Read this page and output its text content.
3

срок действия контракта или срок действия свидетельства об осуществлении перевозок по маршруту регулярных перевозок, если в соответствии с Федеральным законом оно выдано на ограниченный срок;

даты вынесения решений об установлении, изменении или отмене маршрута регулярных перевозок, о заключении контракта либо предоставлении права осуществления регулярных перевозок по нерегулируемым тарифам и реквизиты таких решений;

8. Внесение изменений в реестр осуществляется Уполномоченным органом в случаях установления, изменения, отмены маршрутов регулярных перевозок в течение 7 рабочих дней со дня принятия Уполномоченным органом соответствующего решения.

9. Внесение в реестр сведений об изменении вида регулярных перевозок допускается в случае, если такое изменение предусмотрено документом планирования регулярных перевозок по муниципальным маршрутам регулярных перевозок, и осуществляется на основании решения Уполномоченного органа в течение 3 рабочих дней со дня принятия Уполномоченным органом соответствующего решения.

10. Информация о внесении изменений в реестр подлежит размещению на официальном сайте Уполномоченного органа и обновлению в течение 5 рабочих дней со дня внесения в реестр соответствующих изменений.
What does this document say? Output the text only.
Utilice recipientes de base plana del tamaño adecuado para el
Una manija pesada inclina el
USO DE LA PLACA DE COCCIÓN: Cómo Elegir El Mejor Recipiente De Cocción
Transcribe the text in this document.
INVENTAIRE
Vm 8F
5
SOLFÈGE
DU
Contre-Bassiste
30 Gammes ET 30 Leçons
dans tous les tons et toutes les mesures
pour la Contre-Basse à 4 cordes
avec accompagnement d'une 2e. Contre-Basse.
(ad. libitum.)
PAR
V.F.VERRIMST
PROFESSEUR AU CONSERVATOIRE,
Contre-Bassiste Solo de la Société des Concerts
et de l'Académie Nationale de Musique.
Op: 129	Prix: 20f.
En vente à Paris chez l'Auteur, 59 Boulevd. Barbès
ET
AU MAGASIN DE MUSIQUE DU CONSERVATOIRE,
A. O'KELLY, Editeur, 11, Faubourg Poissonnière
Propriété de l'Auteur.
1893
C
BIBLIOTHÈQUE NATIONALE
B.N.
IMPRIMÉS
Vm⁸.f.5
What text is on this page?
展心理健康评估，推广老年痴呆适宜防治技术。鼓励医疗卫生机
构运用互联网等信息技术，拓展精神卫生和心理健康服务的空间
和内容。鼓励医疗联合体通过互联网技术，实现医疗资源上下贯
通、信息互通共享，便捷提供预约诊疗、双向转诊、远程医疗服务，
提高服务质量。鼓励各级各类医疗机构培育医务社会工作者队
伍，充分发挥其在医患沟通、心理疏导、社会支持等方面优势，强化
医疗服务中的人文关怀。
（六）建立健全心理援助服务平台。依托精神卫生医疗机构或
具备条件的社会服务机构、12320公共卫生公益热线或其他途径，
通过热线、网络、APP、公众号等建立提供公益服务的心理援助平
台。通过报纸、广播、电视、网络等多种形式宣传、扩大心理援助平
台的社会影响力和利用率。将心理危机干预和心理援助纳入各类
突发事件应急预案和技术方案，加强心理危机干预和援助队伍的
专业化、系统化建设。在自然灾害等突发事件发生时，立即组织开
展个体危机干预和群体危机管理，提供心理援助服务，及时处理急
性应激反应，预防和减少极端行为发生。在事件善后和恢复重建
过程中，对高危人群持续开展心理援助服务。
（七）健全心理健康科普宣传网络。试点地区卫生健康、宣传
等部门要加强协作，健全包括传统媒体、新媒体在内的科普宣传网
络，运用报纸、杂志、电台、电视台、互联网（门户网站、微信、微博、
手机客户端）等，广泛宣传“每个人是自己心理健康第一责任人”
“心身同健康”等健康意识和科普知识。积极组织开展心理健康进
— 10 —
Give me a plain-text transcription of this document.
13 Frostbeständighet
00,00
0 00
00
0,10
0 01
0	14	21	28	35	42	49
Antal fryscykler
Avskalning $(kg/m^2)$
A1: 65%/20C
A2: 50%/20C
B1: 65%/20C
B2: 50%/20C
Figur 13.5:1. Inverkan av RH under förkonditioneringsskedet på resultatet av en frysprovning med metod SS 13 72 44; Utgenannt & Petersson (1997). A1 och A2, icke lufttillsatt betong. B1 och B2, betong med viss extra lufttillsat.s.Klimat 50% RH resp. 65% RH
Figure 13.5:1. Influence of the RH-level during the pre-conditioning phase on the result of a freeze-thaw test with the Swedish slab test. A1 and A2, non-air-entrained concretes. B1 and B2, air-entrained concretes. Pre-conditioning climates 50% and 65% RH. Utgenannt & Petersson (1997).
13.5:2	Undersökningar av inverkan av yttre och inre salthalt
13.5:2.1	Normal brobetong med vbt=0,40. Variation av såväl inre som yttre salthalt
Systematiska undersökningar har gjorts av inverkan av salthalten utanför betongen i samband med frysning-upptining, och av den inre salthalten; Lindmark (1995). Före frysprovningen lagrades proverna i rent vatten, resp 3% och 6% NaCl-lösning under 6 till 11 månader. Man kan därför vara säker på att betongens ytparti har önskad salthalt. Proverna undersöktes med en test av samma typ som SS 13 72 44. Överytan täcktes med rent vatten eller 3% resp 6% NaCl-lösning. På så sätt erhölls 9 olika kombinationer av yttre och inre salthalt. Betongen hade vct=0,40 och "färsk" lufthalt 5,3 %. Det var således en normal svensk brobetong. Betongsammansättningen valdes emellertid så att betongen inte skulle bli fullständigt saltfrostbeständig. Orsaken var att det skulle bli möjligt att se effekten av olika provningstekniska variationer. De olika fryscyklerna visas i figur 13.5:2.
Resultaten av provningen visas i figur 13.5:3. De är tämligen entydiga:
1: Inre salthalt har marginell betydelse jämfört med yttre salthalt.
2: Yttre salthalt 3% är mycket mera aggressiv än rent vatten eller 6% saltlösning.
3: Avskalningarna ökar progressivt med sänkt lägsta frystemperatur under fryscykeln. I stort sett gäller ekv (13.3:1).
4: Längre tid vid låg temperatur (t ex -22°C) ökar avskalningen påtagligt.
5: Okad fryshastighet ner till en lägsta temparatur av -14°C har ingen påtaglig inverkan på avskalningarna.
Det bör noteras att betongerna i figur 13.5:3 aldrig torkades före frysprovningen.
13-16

* **EXERCISE TASK**
Collect the lines of the data that carry the word "Внесение".

* **THE RESULT**
8. Внесение изменений в реестр осуществляется Уполномоченным органом в случаях установления, изменения, отмены маршрутов регулярных перевозок в течение 7 рабочих дней со дня принятия Уполномоченным органом соответствующего решения.
9. Внесение в реестр сведений об изменении вида регулярных перевозок допускается в случае, если такое изменение предусмотрено документом планирования регулярных перевозок по муниципальным маршрутам регулярных перевозок, и осуществляется на основании решения Уполномоченного органа в течение 3 рабочих дней со дня принятия Уполномоченным органом соответствующего решения.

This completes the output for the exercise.